• Consigne a: Rassemblez toutes les lignes des enregistrements ci-dessous où figure la chaîne « pants ».

• Texte à lire:
L'image dégradée d'Israël

La politique répressive d’Israël à l’encontre des Palestiniens contribue à la dégradation de son image dans le monde. 

		(Photo : AFP)
La politique répressive d’Israël à l’encontre des Palestiniens contribue à la dégradation de son image dans le monde.
(Photo : AFP)
Un rapport secret du ministère israélien des Affaires étrangères prédit que l’image de l’Etat hébreu va se dégrader dans les années à venir, isolant de plus en plus le pays sur la scène internationale. Ce document, dont la radio militaire s’est faite l’écho, met notamment en garde contre les conséquences à moyen terme de cette situation qui pourrait conduire à un affrontement avec l’Europe.

Le ministère israélien des Affaires étrangères s’est refusé à faire le moindre commentaire sur ce rapport pourtant réalisé au mois d’août dernier sur ses instructions et par ses propres analystes. Les indiscrétions de plusieurs sources politiques ont cependant permis d’en connaître les principaux enseignements qui portent sur une période couvrant les dix prochaines années. Intitulé «l'arène internationale dans la prochaine décennie», ce document prédit ainsi que l’image d’Israël durant cette période risque non seulement de se détériorer mais pourrait très prochainement être comparée à celle de l'Afrique du Sud lors de l'apartheid. Isolé sur la scène internationale, à moins que le conflit israélo-palestinien ne soit résolu à court terme, l’Etat hébreu perdrait en effet sa légitimité et serait frappé d'ostracisme à l'instar de l’ancien régime ségrégationniste, indique notamment le rapport.

Les analystes israéliens se sont en particulier penchés sur les relations futures d’Israël avec l’Union européenne. Ils affirment notamment que l’Etat hébreu pourrait très bientôt se heurter à l’Europe des vingt-cinq si cette dernière décidait d'adopter une politique commune. «Cela pourrait mettre Israël dans une situation de conflit avec l'UE», explique le rapport qui insiste sur le danger de négliger les liens avec l’Union. «Cela pourrait surtout avoir des conséquences politiques et économiques graves pour le pays», précise-t-il. Il est vrai que les liens entre l’Etat hébreu et l’Europe se sont considérablement dégradés au cours de ces dernières années. Déjà tendue en raison du favoritisme supposé de l’UE envers les Palestiniens, la situation a empiré ces derniers mois avec les critiques virulentes des Européens à l’encontre de la politique répressive menée par le gouvernement d’Ariel Sharon ou encore de la construction de la «barrière de sécurité» –appelée «mur de l’apartheid» par les Palestiniens– que l’Etat hébreu est en train d’ériger en Cisjordanie.

• Consigne b: D'après le texte sur l'image d'Israël, à quelle image le rapport prévoit-il que celle d'Israël pourrait bientôt être comparée ?

• Données fournies:
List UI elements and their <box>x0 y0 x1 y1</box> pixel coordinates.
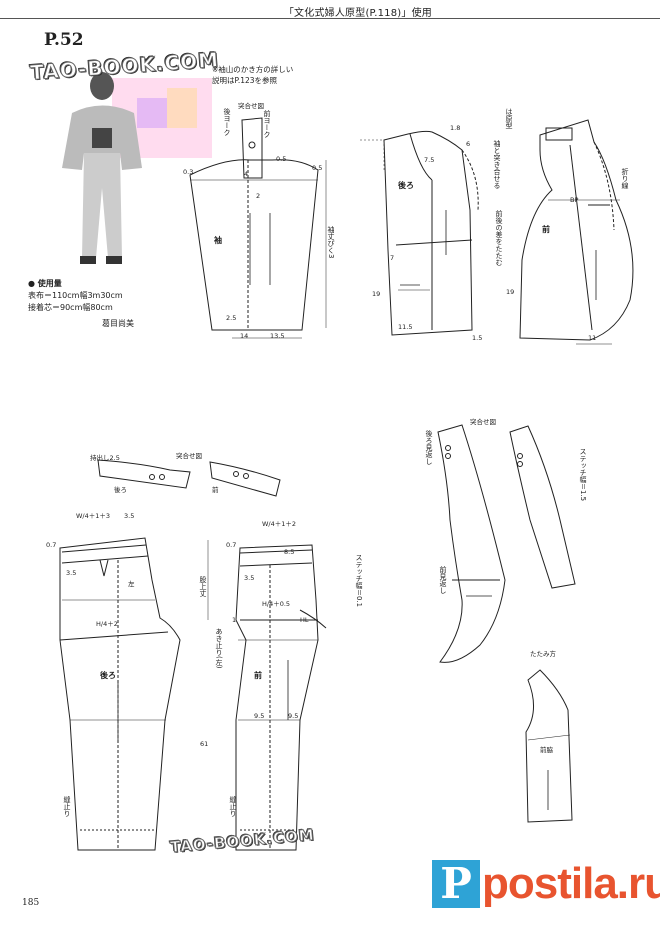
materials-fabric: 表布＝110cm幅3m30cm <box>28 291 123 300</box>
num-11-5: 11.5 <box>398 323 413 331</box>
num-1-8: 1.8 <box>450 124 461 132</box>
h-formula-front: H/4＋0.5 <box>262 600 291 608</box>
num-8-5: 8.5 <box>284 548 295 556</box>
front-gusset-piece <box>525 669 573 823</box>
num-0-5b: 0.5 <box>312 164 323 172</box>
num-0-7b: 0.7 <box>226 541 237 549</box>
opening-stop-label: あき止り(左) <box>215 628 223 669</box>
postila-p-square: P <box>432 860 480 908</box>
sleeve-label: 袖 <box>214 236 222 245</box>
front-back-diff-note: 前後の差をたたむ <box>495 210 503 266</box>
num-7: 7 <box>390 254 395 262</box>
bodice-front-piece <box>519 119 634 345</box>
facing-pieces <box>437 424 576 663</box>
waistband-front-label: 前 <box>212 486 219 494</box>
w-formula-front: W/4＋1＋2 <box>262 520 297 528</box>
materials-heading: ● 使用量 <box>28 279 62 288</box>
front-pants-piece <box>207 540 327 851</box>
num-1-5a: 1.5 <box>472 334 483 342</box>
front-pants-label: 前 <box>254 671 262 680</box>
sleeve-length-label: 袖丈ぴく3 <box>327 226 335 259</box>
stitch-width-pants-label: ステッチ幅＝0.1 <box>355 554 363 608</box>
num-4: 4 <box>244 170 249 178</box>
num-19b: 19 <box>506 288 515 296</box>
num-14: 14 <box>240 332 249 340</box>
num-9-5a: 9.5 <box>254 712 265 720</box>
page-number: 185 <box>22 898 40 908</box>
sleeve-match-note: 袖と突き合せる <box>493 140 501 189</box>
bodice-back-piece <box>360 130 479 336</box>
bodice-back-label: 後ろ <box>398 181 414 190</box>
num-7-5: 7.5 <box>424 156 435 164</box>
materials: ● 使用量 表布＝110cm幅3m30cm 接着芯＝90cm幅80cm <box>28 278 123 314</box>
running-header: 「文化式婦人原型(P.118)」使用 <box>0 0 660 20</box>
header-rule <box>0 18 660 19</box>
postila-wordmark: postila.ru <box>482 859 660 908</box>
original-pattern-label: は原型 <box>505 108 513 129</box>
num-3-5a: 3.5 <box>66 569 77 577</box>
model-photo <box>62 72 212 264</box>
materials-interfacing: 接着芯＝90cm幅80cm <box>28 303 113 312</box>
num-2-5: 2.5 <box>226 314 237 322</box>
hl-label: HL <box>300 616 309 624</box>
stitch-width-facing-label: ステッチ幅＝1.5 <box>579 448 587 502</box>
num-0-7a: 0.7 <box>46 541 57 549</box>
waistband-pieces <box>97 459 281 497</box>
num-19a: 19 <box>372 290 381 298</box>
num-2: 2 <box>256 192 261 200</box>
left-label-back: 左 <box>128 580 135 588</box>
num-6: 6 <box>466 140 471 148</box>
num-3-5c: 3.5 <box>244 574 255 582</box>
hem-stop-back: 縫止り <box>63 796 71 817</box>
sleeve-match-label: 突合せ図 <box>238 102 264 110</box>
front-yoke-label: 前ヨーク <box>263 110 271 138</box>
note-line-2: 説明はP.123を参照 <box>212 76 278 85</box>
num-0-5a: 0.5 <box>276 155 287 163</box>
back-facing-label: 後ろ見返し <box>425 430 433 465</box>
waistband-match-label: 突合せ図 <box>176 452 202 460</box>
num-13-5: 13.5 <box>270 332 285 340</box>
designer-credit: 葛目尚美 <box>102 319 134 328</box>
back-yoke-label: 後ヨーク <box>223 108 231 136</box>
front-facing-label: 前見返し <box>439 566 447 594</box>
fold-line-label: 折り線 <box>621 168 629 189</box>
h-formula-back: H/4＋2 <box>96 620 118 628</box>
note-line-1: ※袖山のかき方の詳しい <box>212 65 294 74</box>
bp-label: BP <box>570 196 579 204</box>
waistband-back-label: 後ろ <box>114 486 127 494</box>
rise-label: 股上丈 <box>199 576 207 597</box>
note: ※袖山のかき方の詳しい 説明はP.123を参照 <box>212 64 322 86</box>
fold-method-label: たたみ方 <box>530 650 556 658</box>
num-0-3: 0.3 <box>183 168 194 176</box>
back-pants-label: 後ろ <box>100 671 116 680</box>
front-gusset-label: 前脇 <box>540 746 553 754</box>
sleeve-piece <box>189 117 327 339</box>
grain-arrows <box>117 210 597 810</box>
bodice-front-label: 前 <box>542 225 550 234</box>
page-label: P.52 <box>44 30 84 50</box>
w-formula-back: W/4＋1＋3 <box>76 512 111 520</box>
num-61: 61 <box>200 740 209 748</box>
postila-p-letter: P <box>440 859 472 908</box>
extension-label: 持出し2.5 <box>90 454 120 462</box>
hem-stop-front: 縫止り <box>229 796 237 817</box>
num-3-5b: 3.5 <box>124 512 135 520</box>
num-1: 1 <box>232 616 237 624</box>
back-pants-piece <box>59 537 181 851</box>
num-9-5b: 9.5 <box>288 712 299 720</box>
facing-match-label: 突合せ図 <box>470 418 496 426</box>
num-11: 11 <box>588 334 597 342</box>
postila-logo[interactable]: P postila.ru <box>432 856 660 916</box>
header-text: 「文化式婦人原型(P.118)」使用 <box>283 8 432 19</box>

• Réponse attendue a:
front-pants-piece <box>207 540 327 851</box>
front-pants-label: 前 <box>254 671 262 680</box>
stitch-width-pants-label: ステッチ幅＝0.1 <box>355 554 363 608</box>
back-pants-label: 後ろ <box>100 671 116 680</box>
back-pants-piece <box>59 537 181 851</box>

• Réponse attendue b: À celle de l'Afrique du Sud lors de l'apartheid.